(Data records)
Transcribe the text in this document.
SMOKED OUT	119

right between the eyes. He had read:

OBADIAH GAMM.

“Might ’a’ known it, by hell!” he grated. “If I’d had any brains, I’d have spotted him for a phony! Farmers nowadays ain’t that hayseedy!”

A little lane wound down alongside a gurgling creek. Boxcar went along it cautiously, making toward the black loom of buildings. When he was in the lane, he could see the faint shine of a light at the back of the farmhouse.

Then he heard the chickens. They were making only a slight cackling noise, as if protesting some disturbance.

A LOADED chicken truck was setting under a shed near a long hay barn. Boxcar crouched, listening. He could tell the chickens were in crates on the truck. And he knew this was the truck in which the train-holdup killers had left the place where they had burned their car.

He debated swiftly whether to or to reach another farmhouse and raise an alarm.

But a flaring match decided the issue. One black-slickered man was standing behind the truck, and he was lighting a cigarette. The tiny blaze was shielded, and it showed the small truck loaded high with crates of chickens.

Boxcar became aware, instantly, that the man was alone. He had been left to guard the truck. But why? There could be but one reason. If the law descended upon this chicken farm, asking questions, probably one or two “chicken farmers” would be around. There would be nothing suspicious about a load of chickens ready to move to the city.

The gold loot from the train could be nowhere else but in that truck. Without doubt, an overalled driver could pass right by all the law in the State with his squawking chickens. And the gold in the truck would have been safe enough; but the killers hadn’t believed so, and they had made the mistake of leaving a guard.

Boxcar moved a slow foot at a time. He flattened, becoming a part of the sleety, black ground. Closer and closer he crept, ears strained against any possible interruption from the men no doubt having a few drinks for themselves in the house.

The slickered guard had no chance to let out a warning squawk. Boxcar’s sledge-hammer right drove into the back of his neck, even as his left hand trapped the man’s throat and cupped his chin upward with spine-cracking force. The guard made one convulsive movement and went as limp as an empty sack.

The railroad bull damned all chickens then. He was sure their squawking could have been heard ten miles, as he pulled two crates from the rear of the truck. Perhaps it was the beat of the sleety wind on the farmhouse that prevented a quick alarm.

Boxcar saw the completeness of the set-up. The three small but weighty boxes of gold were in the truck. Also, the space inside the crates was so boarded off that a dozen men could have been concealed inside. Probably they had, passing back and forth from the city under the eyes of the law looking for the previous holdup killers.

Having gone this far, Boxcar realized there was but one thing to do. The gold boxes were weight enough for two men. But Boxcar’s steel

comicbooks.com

▶ _WHAT YOU SHOULD DO_
Quote all of the entries exactly as they appear.

▶ _THE RESPONSE_
Transcribe the text in this document.
SMOKED OUT	119

right between the eyes. He had read:

OBADIAH GAMM.

“Might ’a’ known it, by hell!” he grated. “If I’d had any brains, I’d have spotted him for a phony! Farmers nowadays ain’t that hayseedy!”

A little lane wound down alongside a gurgling creek. Boxcar went along it cautiously, making toward the black loom of buildings. When he was in the lane, he could see the faint shine of a light at the back of the farmhouse.

Then he heard the chickens. They were making only a slight cackling noise, as if protesting some disturbance.

A LOADED chicken truck was setting under a shed near a long hay barn. Boxcar crouched, listening. He could tell the chickens were in crates on the truck. And he knew this was the truck in which the train-holdup killers had left the place where they had burned their car.

He debated swiftly whether to or to reach another farmhouse and raise an alarm.

But a flaring match decided the issue. One black-slickered man was standing behind the truck, and he was lighting a cigarette. The tiny blaze was shielded, and it showed the small truck loaded high with crates of chickens.

Boxcar became aware, instantly, that the man was alone. He had been left to guard the truck. But why? There could be but one reason. If the law descended upon this chicken farm, asking questions, probably one or two “chicken farmers” would be around. There would be nothing suspicious about a load of chickens ready to move to the city.

The gold loot from the train could be nowhere else but in that truck. Without doubt, an overalled driver could pass right by all the law in the State with his squawking chickens. And the gold in the truck would have been safe enough; but the killers hadn’t believed so, and they had made the mistake of leaving a guard.

Boxcar moved a slow foot at a time. He flattened, becoming a part of the sleety, black ground. Closer and closer he crept, ears strained against any possible interruption from the men no doubt having a few drinks for themselves in the house.

The slickered guard had no chance to let out a warning squawk. Boxcar’s sledge-hammer right drove into the back of his neck, even as his left hand trapped the man’s throat and cupped his chin upward with spine-cracking force. The guard made one convulsive movement and went as limp as an empty sack.

The railroad bull damned all chickens then. He was sure their squawking could have been heard ten miles, as he pulled two crates from the rear of the truck. Perhaps it was the beat of the sleety wind on the farmhouse that prevented a quick alarm.

Boxcar saw the completeness of the set-up. The three small but weighty boxes of gold were in the truck. Also, the space inside the crates was so boarded off that a dozen men could have been concealed inside. Probably they had, passing back and forth from the city under the eyes of the law looking for the previous holdup killers.

Having gone this far, Boxcar realized there was but one thing to do. The gold boxes were weight enough for two men. But Boxcar’s steel

comicbooks.com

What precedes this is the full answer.